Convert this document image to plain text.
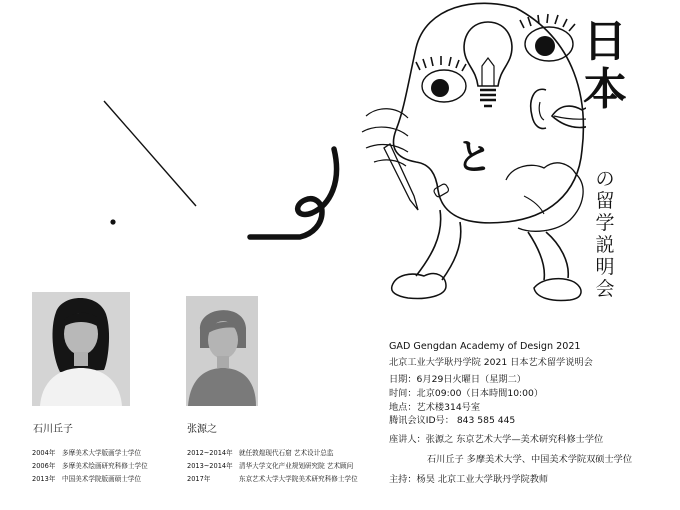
と
日
本
の
留
学
説
明
会
石川丘子	张源之
2004年 多摩美术大学版画学士学位
2006年 多摩美术绘画研究科修士学位
2013年 中国美术学院版画硕士学位
2012~2014年 就任敦煌现代石窟 艺术设计总监
2013~2014年 清华大学文化产业规划研究院 艺术顾问
2017年	东京艺术大学大学院美术研究科修士学位
GAD Gengdan Academy of Design 2021
北京工业大学耿丹学院 2021 日本艺术留学说明会
日期：6月29日火曜日（星期二）
时间：北京09:00（日本時間10:00）
地点：艺术楼314号室
腾讯会议ID号： 843 585 445
座讲人：张源之 东京艺术大学—美术研究科修士学位
石川丘子 多摩美术大学、中国美术学院双硕士学位
主持：杨昊 北京工业大学耿丹学院教师
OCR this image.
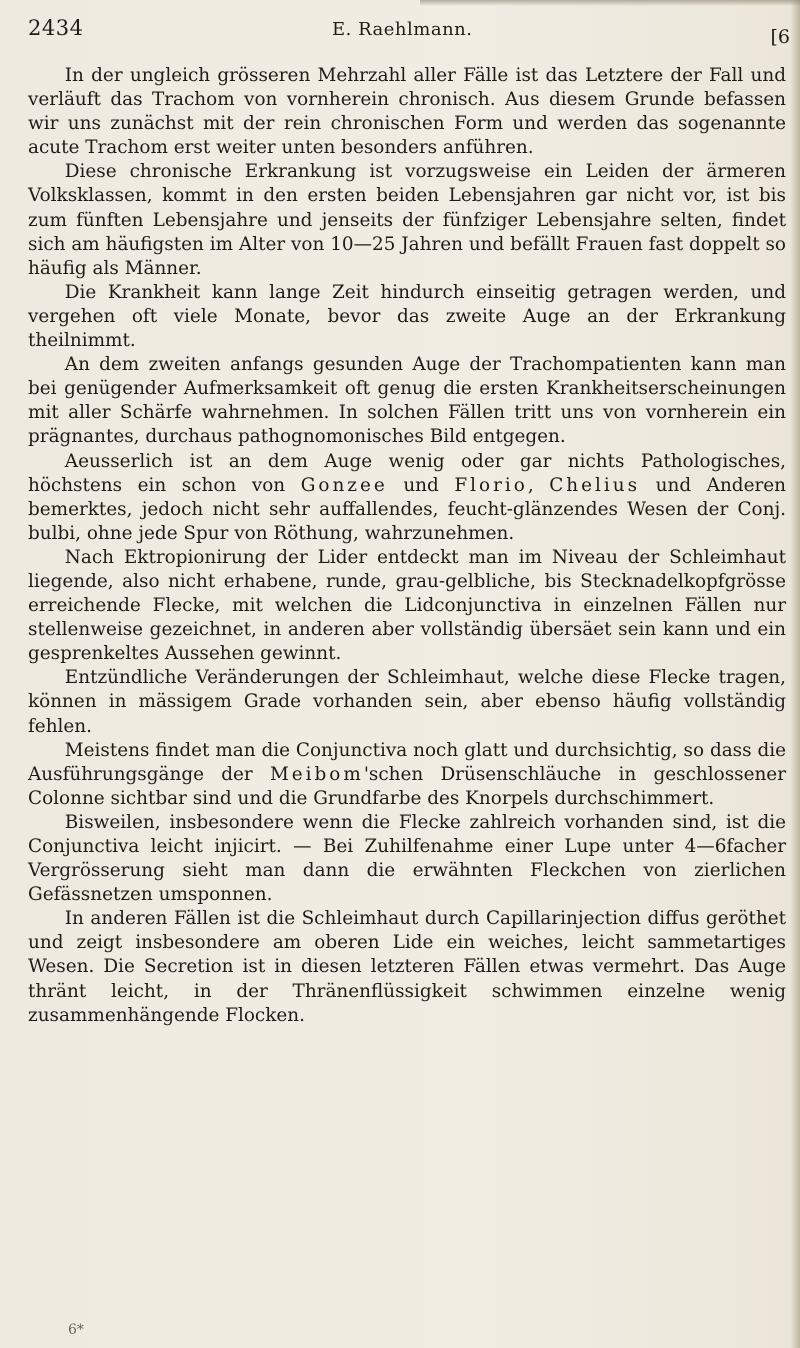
2434	E. Raehlmann.	[6

In der ungleich grösseren Mehrzahl aller Fälle ist das Letztere der Fall und verläuft das Trachom von vornherein chronisch. Aus diesem Grunde befassen wir uns zunächst mit der rein chronischen Form und werden das sogenannte acute Trachom erst weiter unten besonders anführen.

Diese chronische Erkrankung ist vorzugsweise ein Leiden der ärmeren Volksklassen, kommt in den ersten beiden Lebensjahren gar nicht vor, ist bis zum fünften Lebensjahre und jenseits der fünfziger Lebensjahre selten, findet sich am häufigsten im Alter von 10—25 Jahren und befällt Frauen fast doppelt so häufig als Männer.

Die Krankheit kann lange Zeit hindurch einseitig getragen werden, und vergehen oft viele Monate, bevor das zweite Auge an der Erkrankung theilnimmt.

An dem zweiten anfangs gesunden Auge der Trachompatienten kann man bei genügender Aufmerksamkeit oft genug die ersten Krankheitserscheinungen mit aller Schärfe wahrnehmen. In solchen Fällen tritt uns von vornherein ein prägnantes, durchaus pathognomonisches Bild entgegen.

Aeusserlich ist an dem Auge wenig oder gar nichts Pathologisches, höchstens ein schon von Gonzee und Florio, Chelius und Anderen bemerktes, jedoch nicht sehr auffallendes, feucht-glänzendes Wesen der Conj. bulbi, ohne jede Spur von Röthung, wahrzunehmen.

Nach Ektropionirung der Lider entdeckt man im Niveau der Schleimhaut liegende, also nicht erhabene, runde, grau-gelbliche, bis Stecknadelkopfgrösse erreichende Flecke, mit welchen die Lidconjunctiva in einzelnen Fällen nur stellenweise gezeichnet, in anderen aber vollständig übersäet sein kann und ein gesprenkeltes Aussehen gewinnt.

Entzündliche Veränderungen der Schleimhaut, welche diese Flecke tragen, können in mässigem Grade vorhanden sein, aber ebenso häufig vollständig fehlen.

Meistens findet man die Conjunctiva noch glatt und durchsichtig, so dass die Ausführungsgänge der Meibom'schen Drüsenschläuche in geschlossener Colonne sichtbar sind und die Grundfarbe des Knorpels durchschimmert.

Bisweilen, insbesondere wenn die Flecke zahlreich vorhanden sind, ist die Conjunctiva leicht injicirt. — Bei Zuhilfenahme einer Lupe unter 4—6facher Vergrösserung sieht man dann die erwähnten Fleckchen von zierlichen Gefässnetzen umsponnen.

In anderen Fällen ist die Schleimhaut durch Capillarinjection diffus geröthet und zeigt insbesondere am oberen Lide ein weiches, leicht sammetartiges Wesen. Die Secretion ist in diesen letzteren Fällen etwas vermehrt. Das Auge thränt leicht, in der Thränenflüssigkeit schwimmen einzelne wenig zusammenhängende Flocken.

6*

++++++++++++++++++++

Scan the records above and report how many lines include the word "Fällen", without any other text.

3